_Data for the task_:
::::::
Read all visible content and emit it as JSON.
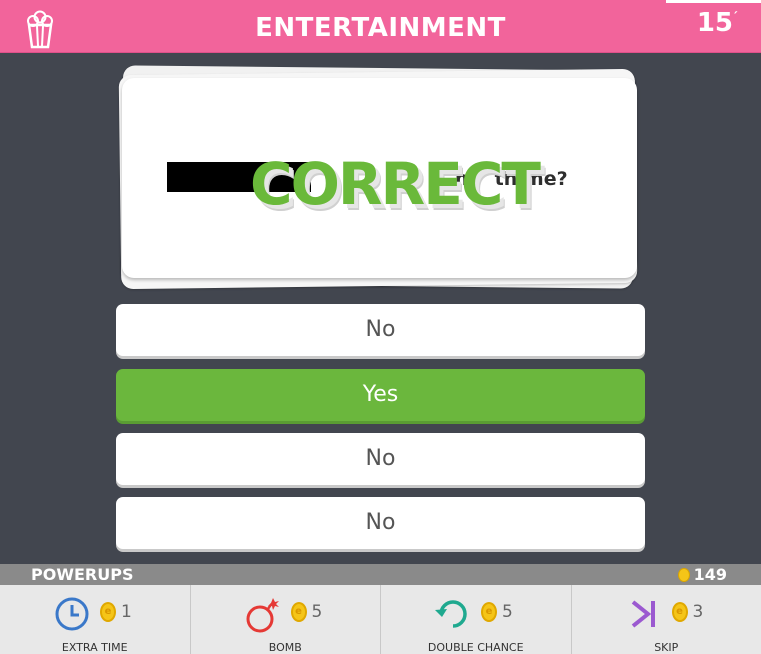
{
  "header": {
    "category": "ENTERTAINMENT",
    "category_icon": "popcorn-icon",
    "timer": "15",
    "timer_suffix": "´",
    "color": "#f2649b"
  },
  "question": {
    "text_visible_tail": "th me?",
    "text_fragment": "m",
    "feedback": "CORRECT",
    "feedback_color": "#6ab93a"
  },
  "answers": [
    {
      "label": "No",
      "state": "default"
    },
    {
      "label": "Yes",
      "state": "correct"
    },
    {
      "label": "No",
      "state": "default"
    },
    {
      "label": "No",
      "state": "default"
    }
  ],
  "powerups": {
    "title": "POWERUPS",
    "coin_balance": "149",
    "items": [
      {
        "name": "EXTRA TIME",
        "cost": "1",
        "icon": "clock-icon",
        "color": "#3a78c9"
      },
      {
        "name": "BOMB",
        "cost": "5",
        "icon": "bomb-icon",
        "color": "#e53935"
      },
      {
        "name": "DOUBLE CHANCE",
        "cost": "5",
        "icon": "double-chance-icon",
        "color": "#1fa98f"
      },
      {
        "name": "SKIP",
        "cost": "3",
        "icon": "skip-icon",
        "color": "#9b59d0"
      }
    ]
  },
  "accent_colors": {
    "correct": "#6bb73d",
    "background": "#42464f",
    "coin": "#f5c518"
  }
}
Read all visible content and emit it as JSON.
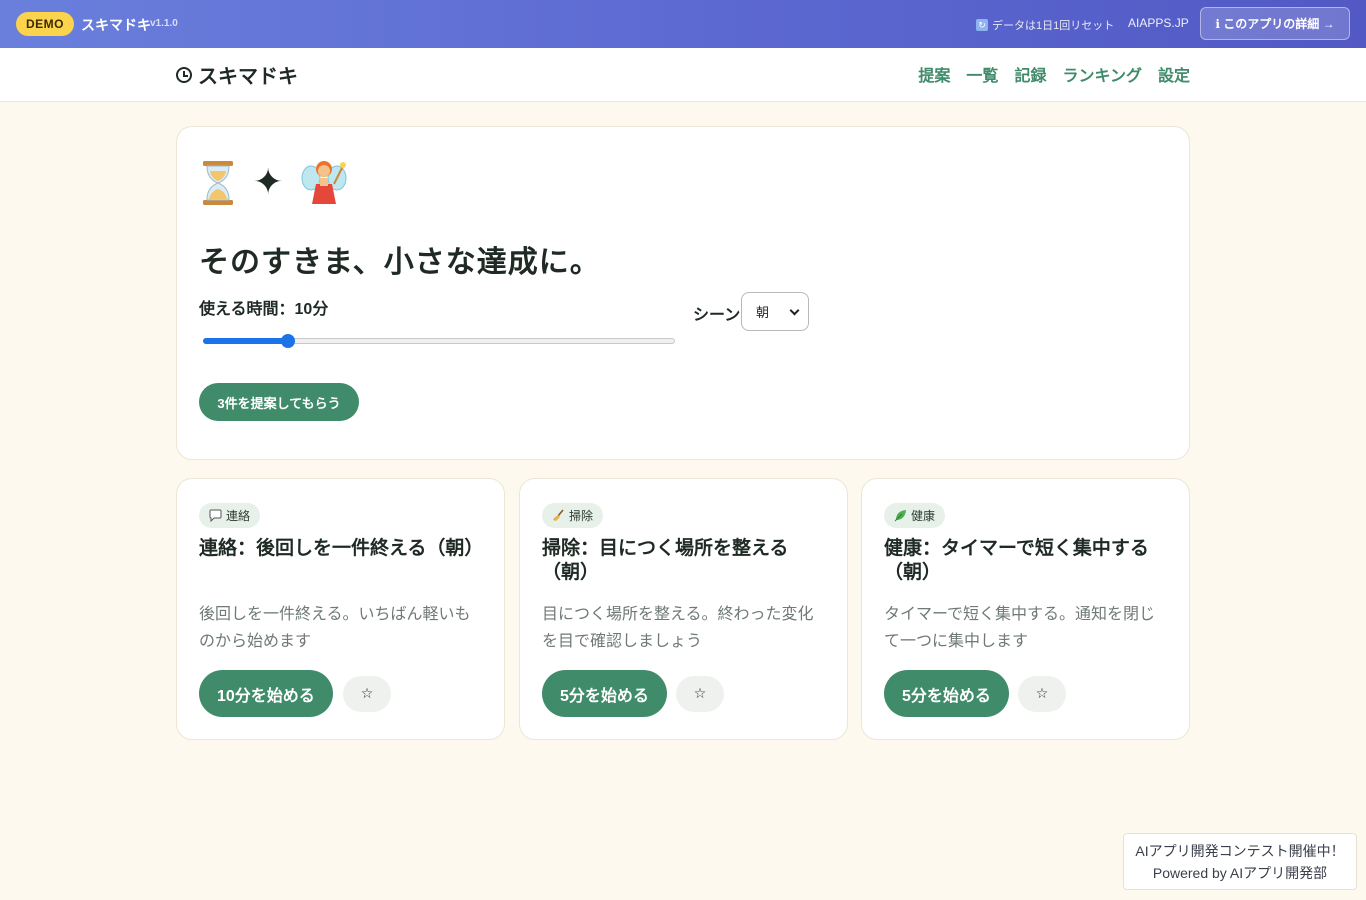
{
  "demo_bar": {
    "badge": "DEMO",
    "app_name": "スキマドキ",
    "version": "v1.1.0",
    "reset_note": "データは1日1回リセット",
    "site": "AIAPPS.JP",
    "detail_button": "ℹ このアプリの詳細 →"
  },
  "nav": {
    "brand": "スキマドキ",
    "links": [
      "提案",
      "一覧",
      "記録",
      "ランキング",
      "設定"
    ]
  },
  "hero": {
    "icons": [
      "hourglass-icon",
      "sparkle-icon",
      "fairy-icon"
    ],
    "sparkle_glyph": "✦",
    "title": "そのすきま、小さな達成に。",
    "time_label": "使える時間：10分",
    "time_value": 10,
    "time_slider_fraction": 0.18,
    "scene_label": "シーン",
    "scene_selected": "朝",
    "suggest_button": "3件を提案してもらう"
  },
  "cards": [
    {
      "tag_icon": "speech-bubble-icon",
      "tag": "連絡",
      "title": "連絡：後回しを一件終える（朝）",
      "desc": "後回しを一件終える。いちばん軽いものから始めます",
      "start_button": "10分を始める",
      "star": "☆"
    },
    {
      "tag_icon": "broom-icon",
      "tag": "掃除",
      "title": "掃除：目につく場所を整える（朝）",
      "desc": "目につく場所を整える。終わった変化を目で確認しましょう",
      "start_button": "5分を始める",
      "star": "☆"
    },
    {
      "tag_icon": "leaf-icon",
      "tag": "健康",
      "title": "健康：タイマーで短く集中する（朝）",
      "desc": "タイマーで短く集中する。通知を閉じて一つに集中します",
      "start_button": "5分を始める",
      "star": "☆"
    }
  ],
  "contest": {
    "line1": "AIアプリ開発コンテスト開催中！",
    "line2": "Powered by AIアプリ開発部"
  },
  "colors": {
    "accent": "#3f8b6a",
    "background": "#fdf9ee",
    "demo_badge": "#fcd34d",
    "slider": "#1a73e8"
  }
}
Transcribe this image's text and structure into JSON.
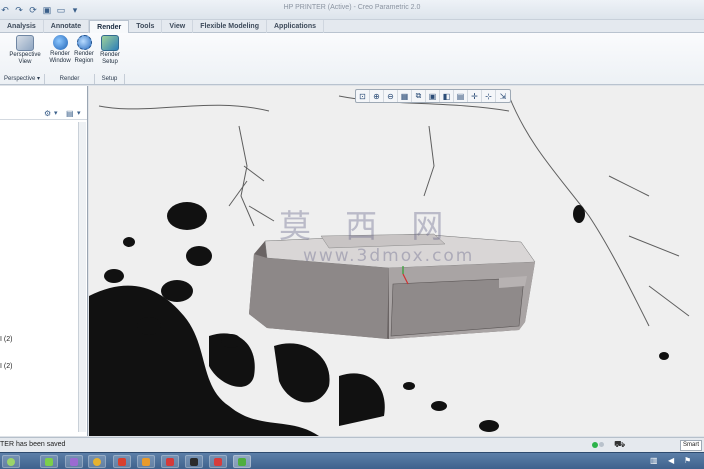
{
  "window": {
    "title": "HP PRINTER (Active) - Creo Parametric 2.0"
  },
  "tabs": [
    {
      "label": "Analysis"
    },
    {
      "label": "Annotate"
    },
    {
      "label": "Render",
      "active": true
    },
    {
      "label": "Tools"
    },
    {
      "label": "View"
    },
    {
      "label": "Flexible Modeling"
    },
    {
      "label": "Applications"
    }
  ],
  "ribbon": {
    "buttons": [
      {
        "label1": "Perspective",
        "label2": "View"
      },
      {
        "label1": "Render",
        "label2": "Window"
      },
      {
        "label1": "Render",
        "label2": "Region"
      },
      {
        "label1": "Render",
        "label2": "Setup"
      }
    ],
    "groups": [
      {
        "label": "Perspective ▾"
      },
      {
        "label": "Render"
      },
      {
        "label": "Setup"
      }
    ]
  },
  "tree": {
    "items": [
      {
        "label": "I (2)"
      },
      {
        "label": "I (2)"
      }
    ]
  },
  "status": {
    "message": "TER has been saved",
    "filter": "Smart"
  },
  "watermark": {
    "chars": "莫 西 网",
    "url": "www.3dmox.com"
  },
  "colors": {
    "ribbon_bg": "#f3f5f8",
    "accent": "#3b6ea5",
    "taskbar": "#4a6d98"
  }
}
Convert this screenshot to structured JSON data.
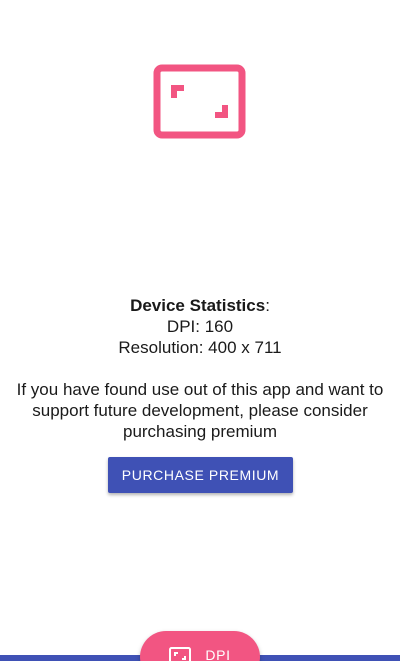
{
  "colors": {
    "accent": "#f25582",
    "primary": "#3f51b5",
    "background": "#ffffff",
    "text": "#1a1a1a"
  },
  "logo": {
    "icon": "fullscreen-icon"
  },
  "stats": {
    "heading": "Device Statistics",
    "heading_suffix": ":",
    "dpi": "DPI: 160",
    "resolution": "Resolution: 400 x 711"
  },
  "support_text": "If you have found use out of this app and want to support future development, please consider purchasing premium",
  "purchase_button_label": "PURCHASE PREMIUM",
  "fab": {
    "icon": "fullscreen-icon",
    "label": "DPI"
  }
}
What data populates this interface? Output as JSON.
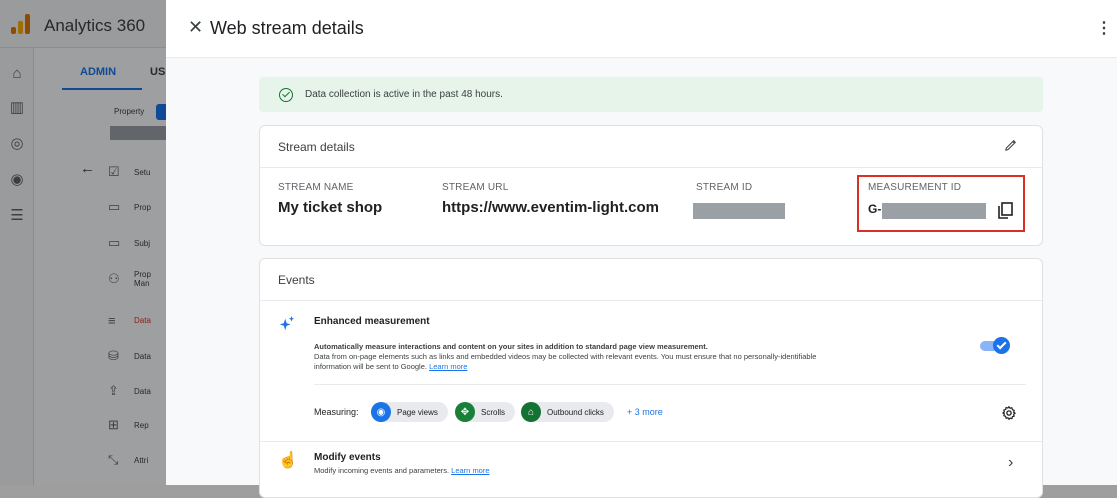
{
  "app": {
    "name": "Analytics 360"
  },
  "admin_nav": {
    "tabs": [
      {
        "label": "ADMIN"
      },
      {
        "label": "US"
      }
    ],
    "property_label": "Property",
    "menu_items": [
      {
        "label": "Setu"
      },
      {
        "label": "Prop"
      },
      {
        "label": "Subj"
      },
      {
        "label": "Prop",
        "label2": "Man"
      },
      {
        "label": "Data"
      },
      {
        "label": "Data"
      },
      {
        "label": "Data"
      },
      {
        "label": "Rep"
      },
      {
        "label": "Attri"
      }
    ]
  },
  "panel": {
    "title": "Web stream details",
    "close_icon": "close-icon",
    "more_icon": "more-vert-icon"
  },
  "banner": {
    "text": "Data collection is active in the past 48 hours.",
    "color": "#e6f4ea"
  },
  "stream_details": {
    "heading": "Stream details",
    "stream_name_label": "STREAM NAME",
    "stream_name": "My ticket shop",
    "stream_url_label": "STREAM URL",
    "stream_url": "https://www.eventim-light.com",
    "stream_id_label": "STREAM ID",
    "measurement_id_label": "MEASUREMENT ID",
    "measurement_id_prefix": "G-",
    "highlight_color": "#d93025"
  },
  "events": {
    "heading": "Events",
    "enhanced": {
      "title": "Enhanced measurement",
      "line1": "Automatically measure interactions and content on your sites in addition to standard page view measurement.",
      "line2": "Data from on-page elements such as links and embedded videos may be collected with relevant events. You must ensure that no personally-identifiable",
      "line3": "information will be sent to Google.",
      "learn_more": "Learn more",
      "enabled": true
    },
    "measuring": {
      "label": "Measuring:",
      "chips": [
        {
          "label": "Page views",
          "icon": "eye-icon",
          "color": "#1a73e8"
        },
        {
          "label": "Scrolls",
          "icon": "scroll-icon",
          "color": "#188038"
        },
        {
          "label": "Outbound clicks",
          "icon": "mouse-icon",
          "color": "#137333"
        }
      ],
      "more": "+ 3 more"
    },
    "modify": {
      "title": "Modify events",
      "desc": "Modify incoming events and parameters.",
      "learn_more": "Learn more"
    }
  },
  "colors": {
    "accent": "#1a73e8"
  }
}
::::::
_What to work on_: Your answer should be one number: the count of lines in the data above that include the word "タイマーで短く集中する".

_Solved problem_: 2